▶ **Given exercise**:
Reproduce the listing verbatim, starting from its first line and ending with the line that contains "x-tick-label: 16: [288, 744, 300, 755]", with both of those lines included.

(Spatial annotation entries)

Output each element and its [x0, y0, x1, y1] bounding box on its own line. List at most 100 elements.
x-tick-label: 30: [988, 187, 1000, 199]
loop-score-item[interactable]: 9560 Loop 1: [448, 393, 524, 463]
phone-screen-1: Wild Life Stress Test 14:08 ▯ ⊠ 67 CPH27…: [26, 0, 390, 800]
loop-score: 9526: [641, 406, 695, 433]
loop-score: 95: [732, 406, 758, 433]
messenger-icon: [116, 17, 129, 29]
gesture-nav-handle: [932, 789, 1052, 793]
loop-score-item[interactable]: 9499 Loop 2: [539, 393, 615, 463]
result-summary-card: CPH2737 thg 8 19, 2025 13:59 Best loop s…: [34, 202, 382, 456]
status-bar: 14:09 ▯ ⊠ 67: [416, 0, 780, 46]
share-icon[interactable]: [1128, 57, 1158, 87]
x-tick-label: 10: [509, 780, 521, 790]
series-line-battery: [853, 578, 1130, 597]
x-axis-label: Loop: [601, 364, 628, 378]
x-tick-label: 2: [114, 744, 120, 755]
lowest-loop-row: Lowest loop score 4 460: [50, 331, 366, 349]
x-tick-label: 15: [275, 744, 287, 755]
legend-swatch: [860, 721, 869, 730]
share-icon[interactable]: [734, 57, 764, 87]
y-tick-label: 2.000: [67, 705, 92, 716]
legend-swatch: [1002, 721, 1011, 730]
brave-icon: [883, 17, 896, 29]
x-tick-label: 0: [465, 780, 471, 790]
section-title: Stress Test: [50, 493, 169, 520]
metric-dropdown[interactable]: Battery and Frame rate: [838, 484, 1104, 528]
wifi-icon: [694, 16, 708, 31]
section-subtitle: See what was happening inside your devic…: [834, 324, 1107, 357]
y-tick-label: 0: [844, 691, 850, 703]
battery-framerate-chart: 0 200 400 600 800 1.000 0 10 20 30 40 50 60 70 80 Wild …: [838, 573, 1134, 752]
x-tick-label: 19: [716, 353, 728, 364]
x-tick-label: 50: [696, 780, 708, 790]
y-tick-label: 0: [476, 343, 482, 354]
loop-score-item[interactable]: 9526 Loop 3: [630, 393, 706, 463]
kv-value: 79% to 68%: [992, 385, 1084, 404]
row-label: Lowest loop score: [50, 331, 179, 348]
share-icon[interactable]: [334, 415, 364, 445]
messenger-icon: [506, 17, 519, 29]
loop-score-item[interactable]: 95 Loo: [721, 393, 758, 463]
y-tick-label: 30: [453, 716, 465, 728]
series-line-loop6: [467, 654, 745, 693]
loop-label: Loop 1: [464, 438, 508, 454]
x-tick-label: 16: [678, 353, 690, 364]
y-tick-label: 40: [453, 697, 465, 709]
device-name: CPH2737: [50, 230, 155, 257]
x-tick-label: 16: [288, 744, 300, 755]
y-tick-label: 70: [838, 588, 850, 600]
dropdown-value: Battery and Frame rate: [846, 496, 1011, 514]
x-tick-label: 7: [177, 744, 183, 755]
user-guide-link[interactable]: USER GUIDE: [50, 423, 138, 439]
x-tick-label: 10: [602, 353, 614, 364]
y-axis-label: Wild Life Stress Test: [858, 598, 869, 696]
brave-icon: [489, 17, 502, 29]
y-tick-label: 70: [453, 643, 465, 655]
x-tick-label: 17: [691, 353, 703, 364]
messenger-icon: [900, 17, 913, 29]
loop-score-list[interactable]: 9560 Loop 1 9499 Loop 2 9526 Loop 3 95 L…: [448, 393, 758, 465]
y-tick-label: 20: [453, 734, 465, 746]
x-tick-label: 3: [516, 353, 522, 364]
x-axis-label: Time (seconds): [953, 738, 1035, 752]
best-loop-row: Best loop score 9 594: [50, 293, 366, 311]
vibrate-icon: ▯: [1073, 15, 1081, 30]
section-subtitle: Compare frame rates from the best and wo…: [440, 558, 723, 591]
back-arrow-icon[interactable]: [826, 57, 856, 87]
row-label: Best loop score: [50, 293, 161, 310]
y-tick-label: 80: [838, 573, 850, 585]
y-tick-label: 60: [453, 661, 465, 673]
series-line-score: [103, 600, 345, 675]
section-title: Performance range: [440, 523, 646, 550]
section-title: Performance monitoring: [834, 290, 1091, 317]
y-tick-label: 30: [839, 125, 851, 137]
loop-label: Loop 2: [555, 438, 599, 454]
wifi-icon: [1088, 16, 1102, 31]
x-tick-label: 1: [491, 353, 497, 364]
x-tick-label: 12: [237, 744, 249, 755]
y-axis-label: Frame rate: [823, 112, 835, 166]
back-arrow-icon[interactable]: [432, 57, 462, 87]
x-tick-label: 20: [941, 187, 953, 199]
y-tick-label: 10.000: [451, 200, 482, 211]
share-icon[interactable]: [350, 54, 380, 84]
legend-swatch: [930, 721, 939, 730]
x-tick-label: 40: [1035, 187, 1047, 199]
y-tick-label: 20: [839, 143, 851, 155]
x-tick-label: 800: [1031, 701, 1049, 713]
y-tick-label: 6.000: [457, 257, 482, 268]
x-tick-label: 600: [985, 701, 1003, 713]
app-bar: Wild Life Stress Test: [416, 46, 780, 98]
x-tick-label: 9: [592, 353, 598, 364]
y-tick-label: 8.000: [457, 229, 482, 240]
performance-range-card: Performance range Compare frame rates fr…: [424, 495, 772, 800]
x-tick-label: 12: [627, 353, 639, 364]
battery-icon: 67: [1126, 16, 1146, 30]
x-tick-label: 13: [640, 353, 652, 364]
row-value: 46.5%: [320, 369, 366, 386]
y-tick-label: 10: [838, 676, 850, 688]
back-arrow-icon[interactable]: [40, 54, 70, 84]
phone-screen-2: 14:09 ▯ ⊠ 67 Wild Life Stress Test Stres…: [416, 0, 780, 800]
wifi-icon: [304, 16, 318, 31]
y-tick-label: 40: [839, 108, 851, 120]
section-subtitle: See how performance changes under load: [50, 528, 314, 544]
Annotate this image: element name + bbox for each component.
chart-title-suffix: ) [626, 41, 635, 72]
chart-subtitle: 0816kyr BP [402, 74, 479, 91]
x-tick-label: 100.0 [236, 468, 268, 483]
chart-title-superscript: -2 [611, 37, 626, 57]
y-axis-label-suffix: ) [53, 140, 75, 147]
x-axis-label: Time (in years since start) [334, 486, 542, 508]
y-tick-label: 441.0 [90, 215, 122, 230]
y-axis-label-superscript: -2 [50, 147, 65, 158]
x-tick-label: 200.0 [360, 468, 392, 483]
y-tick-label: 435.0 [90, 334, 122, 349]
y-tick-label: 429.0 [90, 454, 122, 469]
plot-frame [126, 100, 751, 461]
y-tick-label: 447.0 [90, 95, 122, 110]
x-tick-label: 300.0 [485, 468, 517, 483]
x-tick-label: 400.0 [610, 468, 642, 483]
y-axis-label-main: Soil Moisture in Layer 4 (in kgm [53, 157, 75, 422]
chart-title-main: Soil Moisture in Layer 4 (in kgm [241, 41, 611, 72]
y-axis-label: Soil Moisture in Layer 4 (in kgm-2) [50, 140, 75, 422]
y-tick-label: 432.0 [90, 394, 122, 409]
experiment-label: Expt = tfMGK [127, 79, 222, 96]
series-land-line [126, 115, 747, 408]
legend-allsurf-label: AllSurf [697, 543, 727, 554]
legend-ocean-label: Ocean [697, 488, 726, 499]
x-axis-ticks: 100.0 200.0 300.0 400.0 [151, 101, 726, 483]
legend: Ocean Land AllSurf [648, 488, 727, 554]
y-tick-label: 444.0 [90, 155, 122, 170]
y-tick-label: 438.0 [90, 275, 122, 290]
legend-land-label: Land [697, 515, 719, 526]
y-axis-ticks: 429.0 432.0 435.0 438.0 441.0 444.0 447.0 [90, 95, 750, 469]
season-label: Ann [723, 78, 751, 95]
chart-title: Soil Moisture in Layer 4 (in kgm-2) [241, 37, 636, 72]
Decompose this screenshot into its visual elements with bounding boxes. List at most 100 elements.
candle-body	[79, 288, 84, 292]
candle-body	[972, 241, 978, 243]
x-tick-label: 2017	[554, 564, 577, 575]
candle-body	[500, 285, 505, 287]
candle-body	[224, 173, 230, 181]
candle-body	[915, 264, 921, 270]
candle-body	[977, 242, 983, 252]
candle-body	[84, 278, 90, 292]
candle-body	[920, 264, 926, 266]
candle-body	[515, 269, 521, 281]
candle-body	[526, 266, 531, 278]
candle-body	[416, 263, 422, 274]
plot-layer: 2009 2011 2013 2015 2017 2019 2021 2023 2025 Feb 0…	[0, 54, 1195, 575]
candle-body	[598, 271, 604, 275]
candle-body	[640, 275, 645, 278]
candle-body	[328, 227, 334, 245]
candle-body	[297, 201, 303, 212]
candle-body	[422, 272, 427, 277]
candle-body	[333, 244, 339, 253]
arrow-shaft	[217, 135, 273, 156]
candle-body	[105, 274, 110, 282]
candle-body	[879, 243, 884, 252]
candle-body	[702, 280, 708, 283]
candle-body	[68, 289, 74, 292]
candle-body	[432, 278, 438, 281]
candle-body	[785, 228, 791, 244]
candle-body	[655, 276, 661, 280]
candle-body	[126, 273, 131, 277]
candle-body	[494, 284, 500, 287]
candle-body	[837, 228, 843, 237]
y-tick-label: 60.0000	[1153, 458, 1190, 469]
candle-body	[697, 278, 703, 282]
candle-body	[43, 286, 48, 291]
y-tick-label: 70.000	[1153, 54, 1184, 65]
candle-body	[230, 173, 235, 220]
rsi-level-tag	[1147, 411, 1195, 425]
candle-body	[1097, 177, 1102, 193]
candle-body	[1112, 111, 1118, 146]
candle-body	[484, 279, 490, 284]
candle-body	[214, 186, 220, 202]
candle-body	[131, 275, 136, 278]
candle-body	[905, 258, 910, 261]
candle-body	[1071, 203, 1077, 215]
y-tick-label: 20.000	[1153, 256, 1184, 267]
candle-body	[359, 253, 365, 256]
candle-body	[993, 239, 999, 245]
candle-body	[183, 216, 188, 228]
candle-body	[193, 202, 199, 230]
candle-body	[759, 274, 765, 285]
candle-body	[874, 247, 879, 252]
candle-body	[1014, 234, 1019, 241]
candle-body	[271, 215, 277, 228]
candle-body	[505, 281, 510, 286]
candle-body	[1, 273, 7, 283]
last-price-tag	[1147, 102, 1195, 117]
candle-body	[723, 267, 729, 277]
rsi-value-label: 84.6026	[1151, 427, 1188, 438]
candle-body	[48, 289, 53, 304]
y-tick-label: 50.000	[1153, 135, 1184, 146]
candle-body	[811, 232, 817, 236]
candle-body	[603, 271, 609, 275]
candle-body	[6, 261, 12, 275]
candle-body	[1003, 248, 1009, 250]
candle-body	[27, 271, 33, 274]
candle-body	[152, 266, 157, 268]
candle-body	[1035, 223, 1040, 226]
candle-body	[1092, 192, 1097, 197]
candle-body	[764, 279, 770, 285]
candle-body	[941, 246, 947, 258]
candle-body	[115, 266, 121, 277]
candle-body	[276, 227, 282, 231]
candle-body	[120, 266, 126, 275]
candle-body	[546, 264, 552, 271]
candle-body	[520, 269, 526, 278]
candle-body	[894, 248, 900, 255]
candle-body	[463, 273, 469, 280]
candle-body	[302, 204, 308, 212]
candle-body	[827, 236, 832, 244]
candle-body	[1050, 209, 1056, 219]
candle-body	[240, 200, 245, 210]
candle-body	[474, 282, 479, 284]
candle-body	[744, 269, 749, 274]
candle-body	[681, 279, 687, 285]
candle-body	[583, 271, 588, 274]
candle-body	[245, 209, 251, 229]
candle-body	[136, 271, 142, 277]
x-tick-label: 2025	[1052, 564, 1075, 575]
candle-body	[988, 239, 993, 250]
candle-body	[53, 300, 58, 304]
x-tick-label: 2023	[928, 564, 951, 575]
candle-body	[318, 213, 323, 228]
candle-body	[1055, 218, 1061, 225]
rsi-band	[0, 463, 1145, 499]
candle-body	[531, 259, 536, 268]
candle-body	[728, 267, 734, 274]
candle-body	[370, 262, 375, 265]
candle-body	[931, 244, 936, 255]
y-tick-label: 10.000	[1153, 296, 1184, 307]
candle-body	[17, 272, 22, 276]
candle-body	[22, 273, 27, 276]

▶ **Result of this exercise**:
Output each element and its [x0, y0, x1, y1] bounding box on its own line. List at most 100 elements.
x-tick-label: 30: [988, 187, 1000, 199]
loop-score-item[interactable]: 9560 Loop 1: [448, 393, 524, 463]
phone-screen-1: Wild Life Stress Test 14:08 ▯ ⊠ 67 CPH27…: [26, 0, 390, 800]
loop-score: 9526: [641, 406, 695, 433]
loop-score: 95: [732, 406, 758, 433]
messenger-icon: [116, 17, 129, 29]
gesture-nav-handle: [932, 789, 1052, 793]
loop-score-item[interactable]: 9499 Loop 2: [539, 393, 615, 463]
result-summary-card: CPH2737 thg 8 19, 2025 13:59 Best loop s…: [34, 202, 382, 456]
status-bar: 14:09 ▯ ⊠ 67: [416, 0, 780, 46]
share-icon[interactable]: [1128, 57, 1158, 87]
x-tick-label: 10: [509, 780, 521, 790]
series-line-battery: [853, 578, 1130, 597]
x-axis-label: Loop: [601, 364, 628, 378]
x-tick-label: 2: [114, 744, 120, 755]
lowest-loop-row: Lowest loop score 4 460: [50, 331, 366, 349]
x-tick-label: 15: [275, 744, 287, 755]
legend-swatch: [860, 721, 869, 730]
share-icon[interactable]: [734, 57, 764, 87]
y-tick-label: 2.000: [67, 705, 92, 716]
legend-swatch: [1002, 721, 1011, 730]
brave-icon: [883, 17, 896, 29]
x-tick-label: 0: [465, 780, 471, 790]
section-title: Stress Test: [50, 493, 169, 520]
metric-dropdown[interactable]: Battery and Frame rate: [838, 484, 1104, 528]
wifi-icon: [694, 16, 708, 31]
section-subtitle: See what was happening inside your devic…: [834, 324, 1107, 357]
y-tick-label: 0: [844, 691, 850, 703]
battery-framerate-chart: 0 200 400 600 800 1.000 0 10 20 30 40 50 60 70 80 Wild …: [838, 573, 1134, 752]
x-tick-label: 19: [716, 353, 728, 364]
x-tick-label: 50: [696, 780, 708, 790]
y-tick-label: 0: [476, 343, 482, 354]
loop-score-item[interactable]: 9526 Loop 3: [630, 393, 706, 463]
kv-value: 79% to 68%: [992, 385, 1084, 404]
row-label: Lowest loop score: [50, 331, 179, 348]
share-icon[interactable]: [334, 415, 364, 445]
messenger-icon: [506, 17, 519, 29]
loop-score-item[interactable]: 95 Loo: [721, 393, 758, 463]
y-tick-label: 30: [453, 716, 465, 728]
series-line-loop6: [467, 654, 745, 693]
loop-label: Loop 1: [464, 438, 508, 454]
x-tick-label: 16: [678, 353, 690, 364]
y-tick-label: 40: [453, 697, 465, 709]
device-name: CPH2737: [50, 230, 155, 257]
x-tick-label: 16: [288, 744, 300, 755]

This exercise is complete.